# What the exercise asks
Repeat, exactly and completely, the material that follows. Omit the pictures.

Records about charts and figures
"""
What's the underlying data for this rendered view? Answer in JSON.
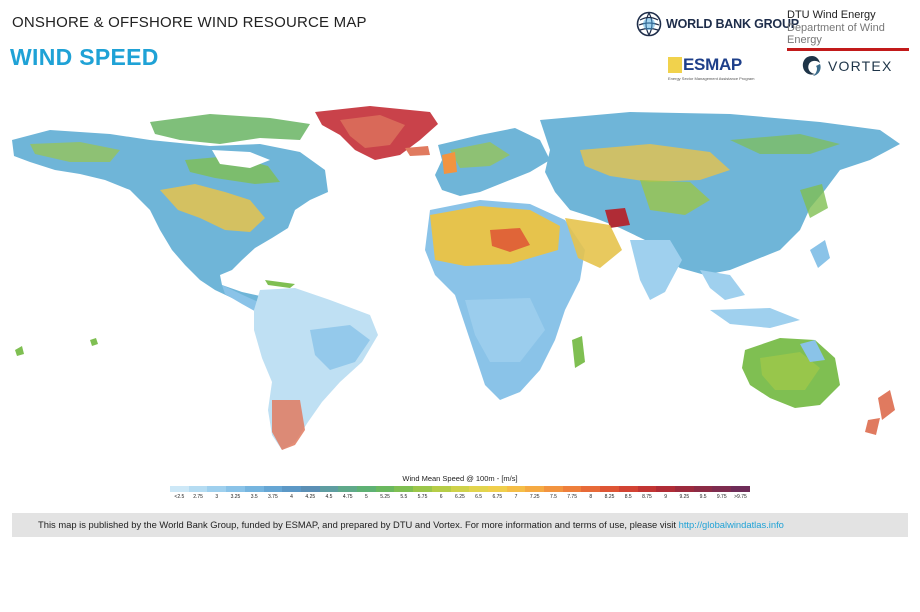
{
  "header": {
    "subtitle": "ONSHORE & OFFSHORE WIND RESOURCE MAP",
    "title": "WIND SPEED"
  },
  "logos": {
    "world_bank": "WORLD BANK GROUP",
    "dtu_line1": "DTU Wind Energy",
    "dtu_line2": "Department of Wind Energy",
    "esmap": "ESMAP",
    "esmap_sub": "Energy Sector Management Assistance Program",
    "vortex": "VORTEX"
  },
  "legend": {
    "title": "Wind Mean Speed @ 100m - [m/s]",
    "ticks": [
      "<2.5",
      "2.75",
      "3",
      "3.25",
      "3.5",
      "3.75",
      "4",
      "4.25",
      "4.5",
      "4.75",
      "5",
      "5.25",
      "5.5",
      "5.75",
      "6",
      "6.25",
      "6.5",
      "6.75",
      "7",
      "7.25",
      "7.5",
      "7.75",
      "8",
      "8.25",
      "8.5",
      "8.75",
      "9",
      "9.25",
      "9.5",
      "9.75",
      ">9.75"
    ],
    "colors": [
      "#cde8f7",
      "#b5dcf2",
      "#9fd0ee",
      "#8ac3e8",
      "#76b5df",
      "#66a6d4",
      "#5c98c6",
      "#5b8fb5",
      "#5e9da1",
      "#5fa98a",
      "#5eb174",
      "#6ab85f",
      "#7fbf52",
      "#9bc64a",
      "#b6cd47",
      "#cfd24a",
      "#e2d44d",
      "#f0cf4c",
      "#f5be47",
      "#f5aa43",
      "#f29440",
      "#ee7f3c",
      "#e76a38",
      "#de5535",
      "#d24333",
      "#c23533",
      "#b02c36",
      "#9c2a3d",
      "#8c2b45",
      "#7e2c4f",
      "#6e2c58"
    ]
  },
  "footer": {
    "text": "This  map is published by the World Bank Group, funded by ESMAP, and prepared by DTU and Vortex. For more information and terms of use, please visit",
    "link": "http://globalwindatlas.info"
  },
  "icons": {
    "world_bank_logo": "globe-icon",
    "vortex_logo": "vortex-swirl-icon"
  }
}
"""
# The result
What's the underlying data for this rendered view? Answer in JSON.
{
  "header": {
    "subtitle": "ONSHORE & OFFSHORE WIND RESOURCE MAP",
    "title": "WIND SPEED"
  },
  "logos": {
    "world_bank": "WORLD BANK GROUP",
    "dtu_line1": "DTU Wind Energy",
    "dtu_line2": "Department of Wind Energy",
    "esmap": "ESMAP",
    "esmap_sub": "Energy Sector Management Assistance Program",
    "vortex": "VORTEX"
  },
  "legend": {
    "title": "Wind Mean Speed @ 100m - [m/s]",
    "ticks": [
      "<2.5",
      "2.75",
      "3",
      "3.25",
      "3.5",
      "3.75",
      "4",
      "4.25",
      "4.5",
      "4.75",
      "5",
      "5.25",
      "5.5",
      "5.75",
      "6",
      "6.25",
      "6.5",
      "6.75",
      "7",
      "7.25",
      "7.5",
      "7.75",
      "8",
      "8.25",
      "8.5",
      "8.75",
      "9",
      "9.25",
      "9.5",
      "9.75",
      ">9.75"
    ],
    "colors": [
      "#cde8f7",
      "#b5dcf2",
      "#9fd0ee",
      "#8ac3e8",
      "#76b5df",
      "#66a6d4",
      "#5c98c6",
      "#5b8fb5",
      "#5e9da1",
      "#5fa98a",
      "#5eb174",
      "#6ab85f",
      "#7fbf52",
      "#9bc64a",
      "#b6cd47",
      "#cfd24a",
      "#e2d44d",
      "#f0cf4c",
      "#f5be47",
      "#f5aa43",
      "#f29440",
      "#ee7f3c",
      "#e76a38",
      "#de5535",
      "#d24333",
      "#c23533",
      "#b02c36",
      "#9c2a3d",
      "#8c2b45",
      "#7e2c4f",
      "#6e2c58"
    ]
  },
  "footer": {
    "text": "This  map is published by the World Bank Group, funded by ESMAP, and prepared by DTU and Vortex. For more information and terms of use, please visit",
    "link": "http://globalwindatlas.info"
  },
  "icons": {
    "world_bank_logo": "globe-icon",
    "vortex_logo": "vortex-swirl-icon"
  }
}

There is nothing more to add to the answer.